Material
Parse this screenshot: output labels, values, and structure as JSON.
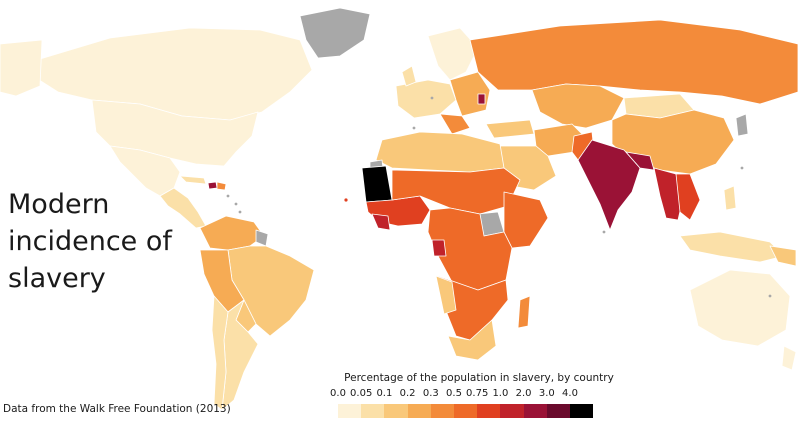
{
  "title": "Modern\nincidence of\nslavery",
  "source_note": "Data from the Walk Free Foundation (2013)",
  "legend": {
    "title": "Percentage of the population in slavery, by country",
    "ticks": [
      "0.0",
      "0.05",
      "0.1",
      "0.2",
      "0.3",
      "0.5",
      "0.75",
      "1.0",
      "2.0",
      "3.0",
      "4.0"
    ],
    "colors": [
      "#fdf2d8",
      "#fbe0a8",
      "#f9c87a",
      "#f6ab54",
      "#f38b3a",
      "#ee6a28",
      "#e04020",
      "#c0222a",
      "#9a1236",
      "#6a0a2c",
      "#000000"
    ],
    "no_data_color": "#a8a8a8"
  }
}
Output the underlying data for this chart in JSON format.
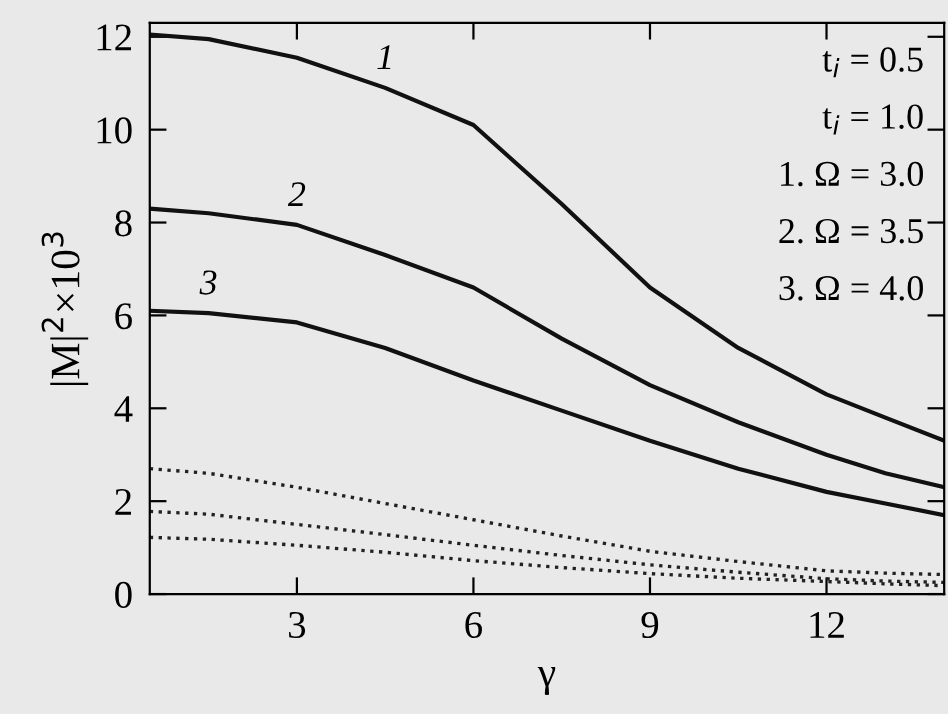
{
  "chart_data": {
    "type": "line",
    "xlabel": "γ",
    "ylabel": "|M|$^{2}$×10$^{3}$",
    "x": [
      0.5,
      1.5,
      3,
      4.5,
      6,
      7.5,
      9,
      10.5,
      12,
      13,
      14
    ],
    "series": [
      {
        "color": "#111111",
        "line_style": "solid",
        "values": [
          12.05,
          11.95,
          11.55,
          10.9,
          10.1,
          8.4,
          6.6,
          5.3,
          4.3,
          3.8,
          3.3
        ]
      },
      {
        "color": "#111111",
        "line_style": "solid",
        "values": [
          8.3,
          8.2,
          7.95,
          7.3,
          6.6,
          5.5,
          4.5,
          3.7,
          3.0,
          2.6,
          2.3
        ]
      },
      {
        "color": "#111111",
        "line_style": "solid",
        "values": [
          6.1,
          6.05,
          5.85,
          5.3,
          4.6,
          3.95,
          3.3,
          2.7,
          2.2,
          1.95,
          1.7
        ]
      },
      {
        "color": "#222222",
        "line_style": "dotted",
        "values": [
          2.7,
          2.6,
          2.3,
          1.95,
          1.6,
          1.25,
          0.92,
          0.7,
          0.5,
          0.45,
          0.42
        ]
      },
      {
        "color": "#222222",
        "line_style": "dotted",
        "values": [
          1.78,
          1.72,
          1.5,
          1.28,
          1.05,
          0.83,
          0.63,
          0.47,
          0.33,
          0.28,
          0.25
        ]
      },
      {
        "color": "#222222",
        "line_style": "dotted",
        "values": [
          1.22,
          1.18,
          1.05,
          0.9,
          0.72,
          0.57,
          0.44,
          0.34,
          0.27,
          0.22,
          0.18
        ]
      }
    ],
    "xlim": [
      0.5,
      14
    ],
    "ylim": [
      0,
      12.3
    ],
    "xticks": [
      3,
      6,
      9,
      12
    ],
    "yticks": [
      0,
      2,
      4,
      6,
      8,
      10,
      12
    ],
    "grid": false,
    "legend": false,
    "marker": "none",
    "annotations": [
      {
        "text": "1",
        "x": 4.5,
        "y": 10.9
      },
      {
        "text": "2",
        "x": 3,
        "y": 7.95
      },
      {
        "text": "3",
        "x": 1.5,
        "y": 6.05
      },
      "t$_{i}$ = 0.5",
      "t$_{i}$ = 1.0",
      "1. Ω = 3.0",
      "2. Ω = 3.5",
      "3. Ω = 4.0"
    ]
  }
}
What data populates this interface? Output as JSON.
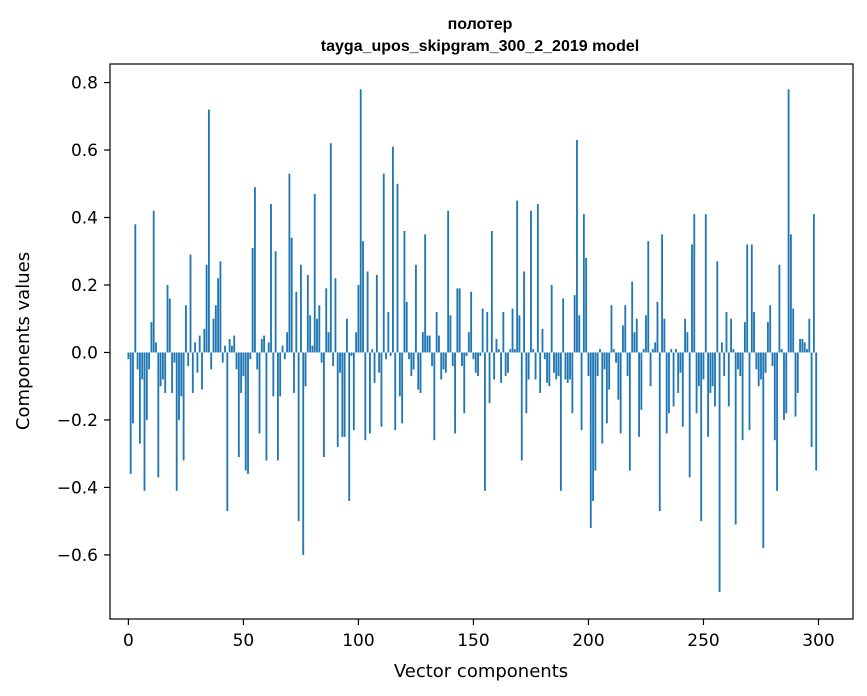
{
  "chart_data": {
    "type": "bar",
    "title": "полотер",
    "subtitle": "tayga_upos_skipgram_300_2_2019 model",
    "xlabel": "Vector components",
    "ylabel": "Components values",
    "xlim": [
      -8,
      315
    ],
    "ylim": [
      -0.79,
      0.855
    ],
    "xticks": [
      0,
      50,
      100,
      150,
      200,
      250,
      300
    ],
    "yticks": [
      -0.6,
      -0.4,
      -0.2,
      0.0,
      0.2,
      0.4,
      0.6,
      0.8
    ],
    "ytick_labels": [
      "−0.6",
      "−0.4",
      "−0.2",
      "0.0",
      "0.2",
      "0.4",
      "0.6",
      "0.8"
    ],
    "bar_color": "#1f77b4",
    "grid": false,
    "values": [
      -0.02,
      -0.36,
      -0.21,
      0.38,
      -0.05,
      -0.27,
      -0.08,
      -0.41,
      -0.2,
      -0.05,
      0.09,
      0.42,
      0.03,
      -0.37,
      -0.1,
      -0.08,
      -0.12,
      0.2,
      0.16,
      -0.12,
      -0.03,
      -0.41,
      -0.2,
      -0.13,
      -0.32,
      0.14,
      -0.04,
      0.29,
      -0.12,
      0.03,
      -0.06,
      0.05,
      -0.11,
      0.07,
      0.26,
      0.72,
      -0.05,
      0.1,
      0.14,
      0.22,
      0.27,
      -0.03,
      0.02,
      -0.47,
      0.04,
      0.02,
      0.05,
      -0.05,
      -0.31,
      -0.12,
      -0.07,
      -0.35,
      -0.36,
      -0.02,
      0.31,
      0.49,
      -0.05,
      -0.24,
      0.04,
      0.05,
      -0.32,
      0.03,
      0.44,
      -0.13,
      0.3,
      -0.32,
      -0.13,
      0.02,
      -0.02,
      0.06,
      0.53,
      0.34,
      -0.12,
      0.18,
      -0.5,
      0.26,
      -0.6,
      -0.1,
      0.23,
      0.11,
      0.02,
      0.47,
      0.1,
      0.14,
      -0.03,
      -0.31,
      0.19,
      0.06,
      0.62,
      -0.04,
      0.22,
      -0.28,
      -0.06,
      -0.25,
      -0.25,
      0.1,
      -0.44,
      -0.01,
      -0.23,
      0.06,
      0.2,
      0.78,
      0.33,
      -0.26,
      0.24,
      -0.24,
      0.01,
      -0.09,
      0.23,
      -0.06,
      -0.22,
      0.53,
      -0.02,
      0.12,
      -0.01,
      0.61,
      -0.23,
      0.5,
      -0.13,
      -0.21,
      0.36,
      0.15,
      -0.02,
      -0.07,
      -0.05,
      0.26,
      -0.11,
      -0.12,
      0.06,
      0.35,
      0.05,
      0.05,
      -0.04,
      -0.26,
      0.12,
      0.05,
      -0.08,
      -0.05,
      -0.06,
      0.42,
      0.11,
      -0.04,
      -0.24,
      0.19,
      0.19,
      -0.04,
      -0.18,
      -0.01,
      0.06,
      0.18,
      -0.02,
      -0.06,
      -0.07,
      -0.01,
      0.13,
      -0.41,
      0.12,
      -0.15,
      0.36,
      -0.08,
      0.04,
      0.01,
      -0.09,
      0.12,
      -0.07,
      -0.06,
      0.01,
      0.13,
      0.01,
      0.45,
      0.11,
      -0.32,
      0.24,
      -0.18,
      -0.08,
      0.42,
      0.01,
      -0.08,
      0.44,
      -0.12,
      0.07,
      -0.02,
      -0.09,
      -0.1,
      0.2,
      -0.06,
      -0.08,
      -0.07,
      -0.41,
      0.16,
      -0.08,
      -0.09,
      -0.08,
      -0.18,
      0.17,
      0.63,
      0.11,
      -0.23,
      0.41,
      0.28,
      -0.07,
      -0.52,
      -0.44,
      -0.35,
      -0.07,
      0.01,
      -0.27,
      -0.05,
      -0.21,
      -0.11,
      0.14,
      0.01,
      -0.03,
      -0.14,
      -0.24,
      0.08,
      0.14,
      -0.07,
      -0.35,
      0.21,
      0.06,
      0.1,
      -0.25,
      -0.17,
      0.01,
      0.11,
      0.33,
      -0.1,
      0.01,
      0.03,
      0.15,
      -0.47,
      0.35,
      0.1,
      -0.24,
      -0.18,
      0.01,
      -0.16,
      0.01,
      -0.12,
      -0.06,
      -0.22,
      0.1,
      0.06,
      -0.37,
      0.32,
      0.41,
      -0.18,
      -0.1,
      -0.5,
      -0.08,
      0.41,
      -0.25,
      -0.12,
      -0.1,
      -0.16,
      0.27,
      -0.71,
      0.03,
      -0.07,
      0.12,
      -0.16,
      0.1,
      0.01,
      -0.51,
      -0.05,
      -0.07,
      -0.26,
      0.09,
      0.32,
      -0.23,
      0.32,
      0.12,
      -0.05,
      -0.1,
      -0.08,
      -0.58,
      -0.06,
      0.09,
      0.14,
      -0.04,
      -0.26,
      -0.41,
      0.26,
      0.01,
      -0.2,
      -0.18,
      0.78,
      0.35,
      0.13,
      -0.19,
      -0.12,
      0.04,
      0.04,
      0.03,
      0.01,
      0.1,
      -0.28,
      0.41,
      -0.35
    ]
  }
}
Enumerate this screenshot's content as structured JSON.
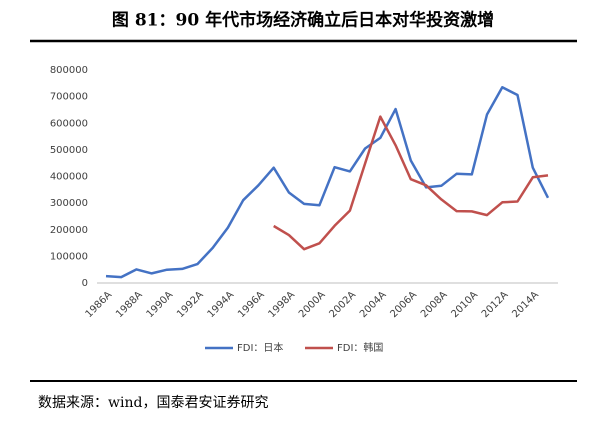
{
  "chart_data": {
    "type": "line",
    "title": "图 81：90 年代市场经济确立后日本对华投资激增",
    "source": "数据来源：wind，国泰君安证券研究",
    "categories": [
      "1986A",
      null,
      "1988A",
      null,
      "1990A",
      null,
      "1992A",
      null,
      "1994A",
      null,
      "1996A",
      null,
      "1998A",
      null,
      "2000A",
      null,
      "2002A",
      null,
      "2004A",
      null,
      "2006A",
      null,
      "2008A",
      null,
      "2010A",
      null,
      "2012A",
      null,
      "2014A",
      null
    ],
    "series": [
      {
        "name": "FDI：日本",
        "color": "#4472c4",
        "values": [
          26000,
          22000,
          51000,
          36000,
          50000,
          53000,
          71000,
          132000,
          208000,
          311000,
          367000,
          433000,
          340000,
          297000,
          292000,
          435000,
          419000,
          505000,
          545000,
          653000,
          460000,
          359000,
          365000,
          410000,
          408000,
          633000,
          735000,
          706000,
          433000,
          320000
        ]
      },
      {
        "name": "FDI：韩国",
        "color": "#c0504d",
        "values": [
          null,
          null,
          null,
          null,
          null,
          null,
          null,
          null,
          null,
          null,
          null,
          214000,
          180000,
          127000,
          149000,
          215000,
          272000,
          449000,
          625000,
          517000,
          390000,
          367000,
          314000,
          270000,
          269000,
          255000,
          303000,
          306000,
          397000,
          404000
        ]
      }
    ],
    "ylim": [
      0,
      800000
    ],
    "yticks": [
      0,
      100000,
      200000,
      300000,
      400000,
      500000,
      600000,
      700000,
      800000
    ],
    "grid": false,
    "legend": "bottom"
  }
}
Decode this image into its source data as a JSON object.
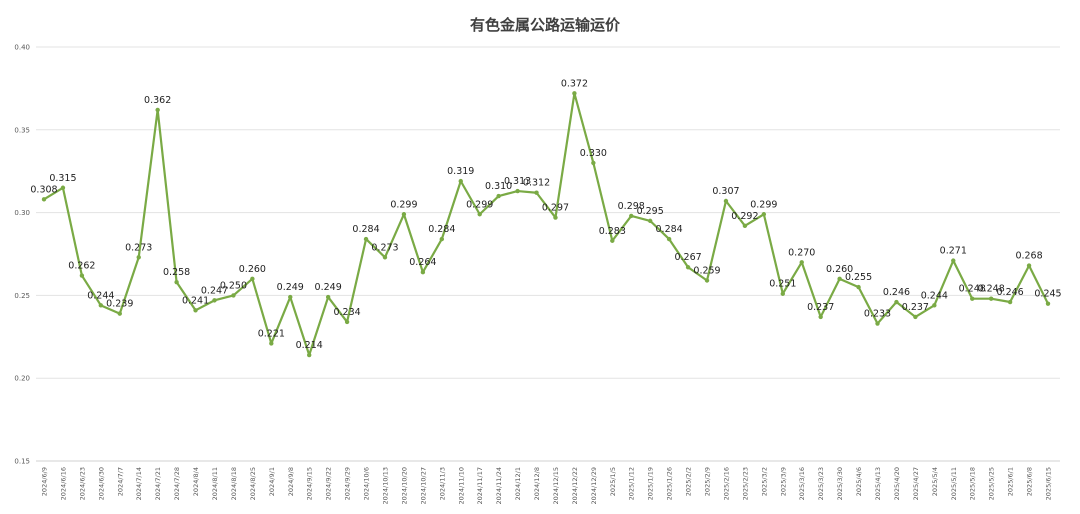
{
  "chart_data": {
    "type": "line",
    "title": "有色金属公路运输运价",
    "xlabel": "",
    "ylabel": "",
    "ylim": [
      0.15,
      0.4
    ],
    "yticks": [
      "0.15",
      "0.20",
      "0.25",
      "0.30",
      "0.35",
      "0.40"
    ],
    "grid": true,
    "legend": "none",
    "colors": {
      "series": "#7aaa45",
      "grid": "#e3e3e3",
      "text": "#404040"
    },
    "categories": [
      "2024/6/9",
      "2024/6/16",
      "2024/6/23",
      "2024/6/30",
      "2024/7/7",
      "2024/7/14",
      "2024/7/21",
      "2024/7/28",
      "2024/8/4",
      "2024/8/11",
      "2024/8/18",
      "2024/8/25",
      "2024/9/1",
      "2024/9/8",
      "2024/9/15",
      "2024/9/22",
      "2024/9/29",
      "2024/10/6",
      "2024/10/13",
      "2024/10/20",
      "2024/10/27",
      "2024/11/3",
      "2024/11/10",
      "2024/11/17",
      "2024/11/24",
      "2024/12/1",
      "2024/12/8",
      "2024/12/15",
      "2024/12/22",
      "2024/12/29",
      "2025/1/5",
      "2025/1/12",
      "2025/1/19",
      "2025/1/26",
      "2025/2/2",
      "2025/2/9",
      "2025/2/16",
      "2025/2/23",
      "2025/3/2",
      "2025/3/9",
      "2025/3/16",
      "2025/3/23",
      "2025/3/30",
      "2025/4/6",
      "2025/4/13",
      "2025/4/20",
      "2025/4/27",
      "2025/5/4",
      "2025/5/11",
      "2025/5/18",
      "2025/5/25",
      "2025/6/1",
      "2025/6/8",
      "2025/6/15"
    ],
    "series": [
      {
        "values": [
          0.308,
          0.315,
          0.262,
          0.244,
          0.239,
          0.273,
          0.362,
          0.258,
          0.241,
          0.247,
          0.25,
          0.26,
          0.221,
          0.249,
          0.214,
          0.249,
          0.234,
          0.284,
          0.273,
          0.299,
          0.264,
          0.284,
          0.319,
          0.299,
          0.31,
          0.313,
          0.312,
          0.297,
          0.372,
          0.33,
          0.283,
          0.298,
          0.295,
          0.284,
          0.267,
          0.259,
          0.307,
          0.292,
          0.299,
          0.251,
          0.27,
          0.237,
          0.26,
          0.255,
          0.233,
          0.246,
          0.237,
          0.244,
          0.271,
          0.248,
          0.248,
          0.246,
          0.268,
          0.245
        ],
        "labels": [
          "0.308",
          "0.315",
          "0.262",
          "0.244",
          "0.239",
          "0.273",
          "0.362",
          "0.258",
          "0.241",
          "0.247",
          "0.250",
          "0.260",
          "0.221",
          "0.249",
          "0.214",
          "0.249",
          "0.234",
          "0.284",
          "0.273",
          "0.299",
          "0.264",
          "0.284",
          "0.319",
          "0.299",
          "0.310",
          "0.313",
          "0.312",
          "0.297",
          "0.372",
          "0.330",
          "0.283",
          "0.298",
          "0.295",
          "0.284",
          "0.267",
          "0.259",
          "0.307",
          "0.292",
          "0.299",
          "0.251",
          "0.270",
          "0.237",
          "0.260",
          "0.255",
          "0.233",
          "0.246",
          "0.237",
          "0.244",
          "0.271",
          "0.248",
          "0.248",
          "0.246",
          "0.268",
          "0.245"
        ]
      }
    ]
  }
}
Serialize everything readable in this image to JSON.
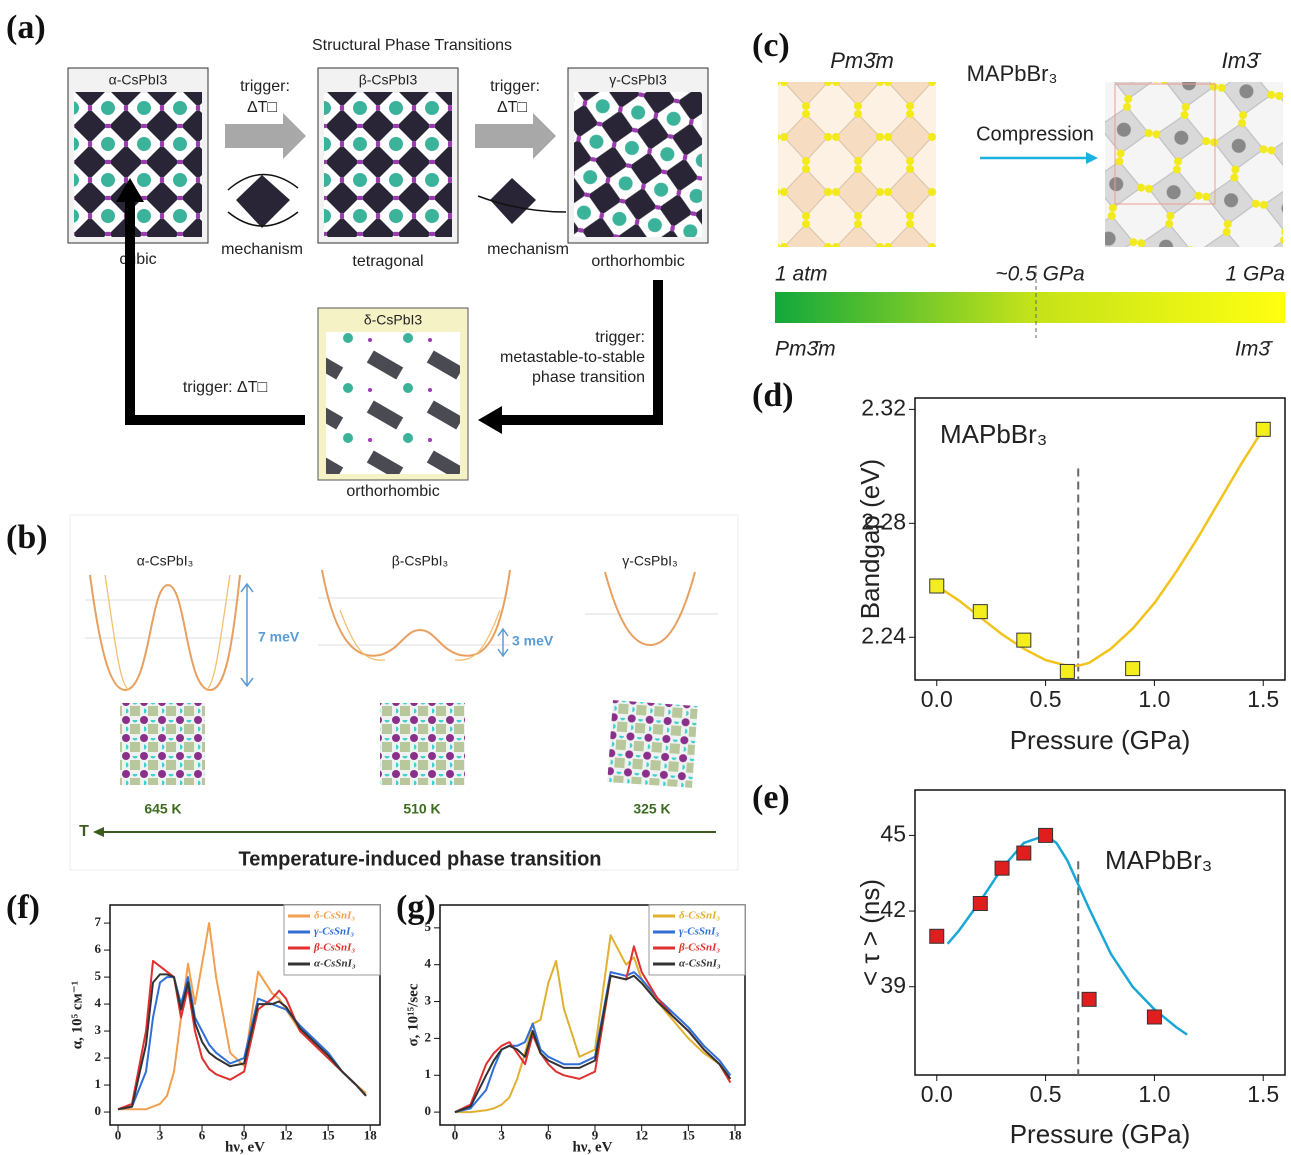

The request
Show every line of the records above that contains the word "JSON".

Task response
Parse this screenshot: output labels, values, and structure as JSON.
Output the underlying data for this chart in JSON format.
What data populates this interface? Output as JSON.
Enumerate this screenshot's content as structured JSON.
Decode this image into its source data as a JSON object.
Serialize everything readable in this image to JSON.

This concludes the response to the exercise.